** start Provided data **
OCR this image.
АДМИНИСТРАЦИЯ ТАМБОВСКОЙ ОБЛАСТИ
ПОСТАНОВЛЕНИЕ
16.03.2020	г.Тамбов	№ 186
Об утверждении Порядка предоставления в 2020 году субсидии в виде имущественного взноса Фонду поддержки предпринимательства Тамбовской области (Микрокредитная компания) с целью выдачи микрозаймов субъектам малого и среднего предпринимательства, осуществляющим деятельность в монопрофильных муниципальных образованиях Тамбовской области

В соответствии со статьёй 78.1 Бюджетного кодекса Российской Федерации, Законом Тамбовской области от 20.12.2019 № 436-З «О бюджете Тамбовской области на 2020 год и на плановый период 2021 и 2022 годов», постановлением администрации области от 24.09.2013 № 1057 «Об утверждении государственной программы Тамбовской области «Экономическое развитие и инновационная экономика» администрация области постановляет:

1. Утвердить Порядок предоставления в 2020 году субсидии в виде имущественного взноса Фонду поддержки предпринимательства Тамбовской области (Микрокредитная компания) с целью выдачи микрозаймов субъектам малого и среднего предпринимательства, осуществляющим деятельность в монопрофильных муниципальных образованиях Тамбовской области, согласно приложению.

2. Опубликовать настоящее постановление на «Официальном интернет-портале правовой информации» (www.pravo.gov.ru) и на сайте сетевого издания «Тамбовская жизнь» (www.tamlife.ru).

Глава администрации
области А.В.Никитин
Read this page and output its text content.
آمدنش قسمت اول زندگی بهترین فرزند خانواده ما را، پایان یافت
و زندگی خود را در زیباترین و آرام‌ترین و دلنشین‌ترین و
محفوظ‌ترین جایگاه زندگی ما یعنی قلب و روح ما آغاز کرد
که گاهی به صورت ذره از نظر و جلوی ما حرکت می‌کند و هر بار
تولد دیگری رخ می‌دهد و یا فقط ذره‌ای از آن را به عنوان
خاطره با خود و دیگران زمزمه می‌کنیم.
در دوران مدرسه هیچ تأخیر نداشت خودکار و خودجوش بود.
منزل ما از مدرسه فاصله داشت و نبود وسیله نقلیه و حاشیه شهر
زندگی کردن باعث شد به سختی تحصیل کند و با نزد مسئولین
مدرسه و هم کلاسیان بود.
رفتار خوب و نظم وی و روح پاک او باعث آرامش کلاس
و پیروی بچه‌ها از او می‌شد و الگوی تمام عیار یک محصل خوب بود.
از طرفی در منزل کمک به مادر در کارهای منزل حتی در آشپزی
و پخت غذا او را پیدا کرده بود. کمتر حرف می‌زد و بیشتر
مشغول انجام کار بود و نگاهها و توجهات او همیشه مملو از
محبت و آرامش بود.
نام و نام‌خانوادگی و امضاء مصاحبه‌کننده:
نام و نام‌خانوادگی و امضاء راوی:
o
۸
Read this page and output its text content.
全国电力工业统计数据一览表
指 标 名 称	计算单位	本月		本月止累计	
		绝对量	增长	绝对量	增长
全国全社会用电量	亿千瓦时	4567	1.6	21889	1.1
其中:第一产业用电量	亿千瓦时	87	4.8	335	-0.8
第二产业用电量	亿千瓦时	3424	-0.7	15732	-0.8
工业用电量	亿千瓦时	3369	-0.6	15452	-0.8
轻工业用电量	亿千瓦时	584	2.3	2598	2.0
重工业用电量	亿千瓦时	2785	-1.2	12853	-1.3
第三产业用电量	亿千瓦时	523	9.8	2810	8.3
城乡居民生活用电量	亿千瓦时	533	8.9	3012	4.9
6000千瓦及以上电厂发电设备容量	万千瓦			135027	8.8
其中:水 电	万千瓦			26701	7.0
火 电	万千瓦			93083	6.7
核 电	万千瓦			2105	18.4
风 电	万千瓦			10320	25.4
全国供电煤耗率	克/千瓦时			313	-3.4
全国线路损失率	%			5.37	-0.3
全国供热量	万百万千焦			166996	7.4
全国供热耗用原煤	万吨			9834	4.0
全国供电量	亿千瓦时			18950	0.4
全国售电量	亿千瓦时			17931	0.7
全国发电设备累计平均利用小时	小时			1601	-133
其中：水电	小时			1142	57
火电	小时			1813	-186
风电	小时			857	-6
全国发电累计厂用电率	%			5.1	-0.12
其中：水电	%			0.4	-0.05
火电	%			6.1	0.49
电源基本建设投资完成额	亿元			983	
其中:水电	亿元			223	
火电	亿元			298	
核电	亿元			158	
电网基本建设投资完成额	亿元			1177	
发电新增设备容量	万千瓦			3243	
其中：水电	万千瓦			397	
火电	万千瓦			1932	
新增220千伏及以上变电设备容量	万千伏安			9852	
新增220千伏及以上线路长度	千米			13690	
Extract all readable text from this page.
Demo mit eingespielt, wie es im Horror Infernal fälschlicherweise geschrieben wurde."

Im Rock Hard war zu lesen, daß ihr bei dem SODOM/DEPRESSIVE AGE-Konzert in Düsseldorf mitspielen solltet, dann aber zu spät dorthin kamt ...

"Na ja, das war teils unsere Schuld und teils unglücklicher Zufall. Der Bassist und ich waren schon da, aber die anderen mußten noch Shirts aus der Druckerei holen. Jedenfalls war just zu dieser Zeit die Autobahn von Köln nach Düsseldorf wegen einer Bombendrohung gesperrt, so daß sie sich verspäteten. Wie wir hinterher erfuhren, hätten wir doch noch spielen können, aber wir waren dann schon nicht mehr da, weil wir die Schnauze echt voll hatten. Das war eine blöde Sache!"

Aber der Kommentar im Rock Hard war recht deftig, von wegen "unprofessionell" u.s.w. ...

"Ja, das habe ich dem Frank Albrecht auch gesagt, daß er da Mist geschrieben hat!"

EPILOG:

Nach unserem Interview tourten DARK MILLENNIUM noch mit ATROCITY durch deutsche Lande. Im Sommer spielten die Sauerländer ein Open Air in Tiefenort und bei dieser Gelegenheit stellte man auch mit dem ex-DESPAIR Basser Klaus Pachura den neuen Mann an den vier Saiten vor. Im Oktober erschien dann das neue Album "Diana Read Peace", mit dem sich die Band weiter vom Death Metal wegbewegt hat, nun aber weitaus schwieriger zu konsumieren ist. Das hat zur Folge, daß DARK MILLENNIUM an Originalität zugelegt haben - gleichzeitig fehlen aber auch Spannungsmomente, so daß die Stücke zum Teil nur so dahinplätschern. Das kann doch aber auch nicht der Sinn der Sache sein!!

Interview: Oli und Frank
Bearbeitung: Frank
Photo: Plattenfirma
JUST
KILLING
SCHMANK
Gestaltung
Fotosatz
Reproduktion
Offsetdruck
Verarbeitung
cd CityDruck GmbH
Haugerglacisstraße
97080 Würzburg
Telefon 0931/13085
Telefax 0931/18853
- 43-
** end Provided data **
* Exercise description
Write out every entry above, word for word.

* Answer for this exercise
OCR this image.
АДМИНИСТРАЦИЯ ТАМБОВСКОЙ ОБЛАСТИ
ПОСТАНОВЛЕНИЕ
16.03.2020	г.Тамбов	№ 186
Об утверждении Порядка предоставления в 2020 году субсидии в виде имущественного взноса Фонду поддержки предпринимательства Тамбовской области (Микрокредитная компания) с целью выдачи микрозаймов субъектам малого и среднего предпринимательства, осуществляющим деятельность в монопрофильных муниципальных образованиях Тамбовской области

В соответствии со статьёй 78.1 Бюджетного кодекса Российской Федерации, Законом Тамбовской области от 20.12.2019 № 436-З «О бюджете Тамбовской области на 2020 год и на плановый период 2021 и 2022 годов», постановлением администрации области от 24.09.2013 № 1057 «Об утверждении государственной программы Тамбовской области «Экономическое развитие и инновационная экономика» администрация области постановляет:

1. Утвердить Порядок предоставления в 2020 году субсидии в виде имущественного взноса Фонду поддержки предпринимательства Тамбовской области (Микрокредитная компания) с целью выдачи микрозаймов субъектам малого и среднего предпринимательства, осуществляющим деятельность в монопрофильных муниципальных образованиях Тамбовской области, согласно приложению.

2. Опубликовать настоящее постановление на «Официальном интернет-портале правовой информации» (www.pravo.gov.ru) и на сайте сетевого издания «Тамбовская жизнь» (www.tamlife.ru).

Глава администрации
области А.В.Никитин
Read this page and output its text content.
آمدنش قسمت اول زندگی بهترین فرزند خانواده ما را، پایان یافت
و زندگی خود را در زیباترین و آرام‌ترین و دلنشین‌ترین و
محفوظ‌ترین جایگاه زندگی ما یعنی قلب و روح ما آغاز کرد
که گاهی به صورت ذره از نظر و جلوی ما حرکت می‌کند و هر بار
تولد دیگری رخ می‌دهد و یا فقط ذره‌ای از آن را به عنوان
خاطره با خود و دیگران زمزمه می‌کنیم.
در دوران مدرسه هیچ تأخیر نداشت خودکار و خودجوش بود.
منزل ما از مدرسه فاصله داشت و نبود وسیله نقلیه و حاشیه شهر
زندگی کردن باعث شد به سختی تحصیل کند و با نزد مسئولین
مدرسه و هم کلاسیان بود.
رفتار خوب و نظم وی و روح پاک او باعث آرامش کلاس
و پیروی بچه‌ها از او می‌شد و الگوی تمام عیار یک محصل خوب بود.
از طرفی در منزل کمک به مادر در کارهای منزل حتی در آشپزی
و پخت غذا او را پیدا کرده بود. کمتر حرف می‌زد و بیشتر
مشغول انجام کار بود و نگاهها و توجهات او همیشه مملو از
محبت و آرامش بود.
نام و نام‌خانوادگی و امضاء مصاحبه‌کننده:
نام و نام‌خانوادگی و امضاء راوی:
o
۸
Read this page and output its text content.
全国电力工业统计数据一览表
指 标 名 称	计算单位	本月		本月止累计	
		绝对量	增长	绝对量	增长
全国全社会用电量	亿千瓦时	4567	1.6	21889	1.1
其中:第一产业用电量	亿千瓦时	87	4.8	335	-0.8
第二产业用电量	亿千瓦时	3424	-0.7	15732	-0.8
工业用电量	亿千瓦时	3369	-0.6	15452	-0.8
轻工业用电量	亿千瓦时	584	2.3	2598	2.0
重工业用电量	亿千瓦时	2785	-1.2	12853	-1.3
第三产业用电量	亿千瓦时	523	9.8	2810	8.3
城乡居民生活用电量	亿千瓦时	533	8.9	3012	4.9
6000千瓦及以上电厂发电设备容量	万千瓦			135027	8.8
其中:水 电	万千瓦			26701	7.0
火 电	万千瓦			93083	6.7
核 电	万千瓦			2105	18.4
风 电	万千瓦			10320	25.4
全国供电煤耗率	克/千瓦时			313	-3.4
全国线路损失率	%			5.37	-0.3
全国供热量	万百万千焦			166996	7.4
全国供热耗用原煤	万吨			9834	4.0
全国供电量	亿千瓦时			18950	0.4
全国售电量	亿千瓦时			17931	0.7
全国发电设备累计平均利用小时	小时			1601	-133
其中：水电	小时			1142	57
火电	小时			1813	-186
风电	小时			857	-6
全国发电累计厂用电率	%			5.1	-0.12
其中：水电	%			0.4	-0.05
火电	%			6.1	0.49
电源基本建设投资完成额	亿元			983	
其中:水电	亿元			223	
火电	亿元			298	
核电	亿元			158	
电网基本建设投资完成额	亿元			1177	
发电新增设备容量	万千瓦			3243	
其中：水电	万千瓦			397	
火电	万千瓦			1932	
新增220千伏及以上变电设备容量	万千伏安			9852	
新增220千伏及以上线路长度	千米			13690	
Extract all readable text from this page.
Demo mit eingespielt, wie es im Horror Infernal fälschlicherweise geschrieben wurde."

Im Rock Hard war zu lesen, daß ihr bei dem SODOM/DEPRESSIVE AGE-Konzert in Düsseldorf mitspielen solltet, dann aber zu spät dorthin kamt ...

"Na ja, das war teils unsere Schuld und teils unglücklicher Zufall. Der Bassist und ich waren schon da, aber die anderen mußten noch Shirts aus der Druckerei holen. Jedenfalls war just zu dieser Zeit die Autobahn von Köln nach Düsseldorf wegen einer Bombendrohung gesperrt, so daß sie sich verspäteten. Wie wir hinterher erfuhren, hätten wir doch noch spielen können, aber wir waren dann schon nicht mehr da, weil wir die Schnauze echt voll hatten. Das war eine blöde Sache!"

Aber der Kommentar im Rock Hard war recht deftig, von wegen "unprofessionell" u.s.w. ...

"Ja, das habe ich dem Frank Albrecht auch gesagt, daß er da Mist geschrieben hat!"

EPILOG:

Nach unserem Interview tourten DARK MILLENNIUM noch mit ATROCITY durch deutsche Lande. Im Sommer spielten die Sauerländer ein Open Air in Tiefenort und bei dieser Gelegenheit stellte man auch mit dem ex-DESPAIR Basser Klaus Pachura den neuen Mann an den vier Saiten vor. Im Oktober erschien dann das neue Album "Diana Read Peace", mit dem sich die Band weiter vom Death Metal wegbewegt hat, nun aber weitaus schwieriger zu konsumieren ist. Das hat zur Folge, daß DARK MILLENNIUM an Originalität zugelegt haben - gleichzeitig fehlen aber auch Spannungsmomente, so daß die Stücke zum Teil nur so dahinplätschern. Das kann doch aber auch nicht der Sinn der Sache sein!!

Interview: Oli und Frank
Bearbeitung: Frank
Photo: Plattenfirma
JUST
KILLING
SCHMANK
Gestaltung
Fotosatz
Reproduktion
Offsetdruck
Verarbeitung
cd CityDruck GmbH
Haugerglacisstraße
97080 Würzburg
Telefon 0931/13085
Telefax 0931/18853
- 43-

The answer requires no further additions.